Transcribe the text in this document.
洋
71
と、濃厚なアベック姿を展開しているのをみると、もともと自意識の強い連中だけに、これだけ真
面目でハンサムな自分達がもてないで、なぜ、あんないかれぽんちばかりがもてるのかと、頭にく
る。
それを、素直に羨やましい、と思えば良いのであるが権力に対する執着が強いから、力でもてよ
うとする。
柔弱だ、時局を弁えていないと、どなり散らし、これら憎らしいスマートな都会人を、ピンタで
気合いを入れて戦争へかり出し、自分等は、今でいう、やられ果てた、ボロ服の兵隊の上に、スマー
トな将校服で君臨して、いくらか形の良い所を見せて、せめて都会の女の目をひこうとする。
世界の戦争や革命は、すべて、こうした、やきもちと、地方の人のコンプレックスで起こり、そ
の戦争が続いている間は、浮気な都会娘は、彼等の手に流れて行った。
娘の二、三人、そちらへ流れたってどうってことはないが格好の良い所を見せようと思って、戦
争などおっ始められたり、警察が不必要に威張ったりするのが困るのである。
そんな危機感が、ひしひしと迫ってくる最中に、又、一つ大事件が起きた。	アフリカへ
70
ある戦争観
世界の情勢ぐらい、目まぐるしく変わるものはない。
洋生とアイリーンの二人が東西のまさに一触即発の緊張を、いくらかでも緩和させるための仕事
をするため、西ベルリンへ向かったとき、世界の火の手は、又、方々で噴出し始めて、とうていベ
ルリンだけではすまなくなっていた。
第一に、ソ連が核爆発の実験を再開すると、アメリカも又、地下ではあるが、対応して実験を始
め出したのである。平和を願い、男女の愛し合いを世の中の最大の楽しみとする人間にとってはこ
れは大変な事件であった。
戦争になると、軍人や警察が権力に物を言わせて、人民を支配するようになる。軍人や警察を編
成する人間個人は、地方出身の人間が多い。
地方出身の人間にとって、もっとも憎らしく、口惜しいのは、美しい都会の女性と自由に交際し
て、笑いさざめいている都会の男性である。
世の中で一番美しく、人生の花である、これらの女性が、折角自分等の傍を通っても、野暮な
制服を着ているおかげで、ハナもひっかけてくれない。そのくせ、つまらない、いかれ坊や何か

PROBLEM TO WORK ON: Copy all of the material word for word.

THE RESPONSE:
Transcribe the text in this document.
洋
71
と、濃厚なアベック姿を展開しているのをみると、もともと自意識の強い連中だけに、これだけ真
面目でハンサムな自分達がもてないで、なぜ、あんないかれぽんちばかりがもてるのかと、頭にく
る。
それを、素直に羨やましい、と思えば良いのであるが権力に対する執着が強いから、力でもてよ
うとする。
柔弱だ、時局を弁えていないと、どなり散らし、これら憎らしいスマートな都会人を、ピンタで
気合いを入れて戦争へかり出し、自分等は、今でいう、やられ果てた、ボロ服の兵隊の上に、スマー
トな将校服で君臨して、いくらか形の良い所を見せて、せめて都会の女の目をひこうとする。
世界の戦争や革命は、すべて、こうした、やきもちと、地方の人のコンプレックスで起こり、そ
の戦争が続いている間は、浮気な都会娘は、彼等の手に流れて行った。
娘の二、三人、そちらへ流れたってどうってことはないが格好の良い所を見せようと思って、戦
争などおっ始められたり、警察が不必要に威張ったりするのが困るのである。
そんな危機感が、ひしひしと迫ってくる最中に、又、一つ大事件が起きた。	アフリカへ
70
ある戦争観
世界の情勢ぐらい、目まぐるしく変わるものはない。
洋生とアイリーンの二人が東西のまさに一触即発の緊張を、いくらかでも緩和させるための仕事
をするため、西ベルリンへ向かったとき、世界の火の手は、又、方々で噴出し始めて、とうていベ
ルリンだけではすまなくなっていた。
第一に、ソ連が核爆発の実験を再開すると、アメリカも又、地下ではあるが、対応して実験を始
め出したのである。平和を願い、男女の愛し合いを世の中の最大の楽しみとする人間にとってはこ
れは大変な事件であった。
戦争になると、軍人や警察が権力に物を言わせて、人民を支配するようになる。軍人や警察を編
成する人間個人は、地方出身の人間が多い。
地方出身の人間にとって、もっとも憎らしく、口惜しいのは、美しい都会の女性と自由に交際し
て、笑いさざめいている都会の男性である。
世の中で一番美しく、人生の花である、これらの女性が、折角自分等の傍を通っても、野暮な
制服を着ているおかげで、ハナもひっかけてくれない。そのくせ、つまらない、いかれ坊や何か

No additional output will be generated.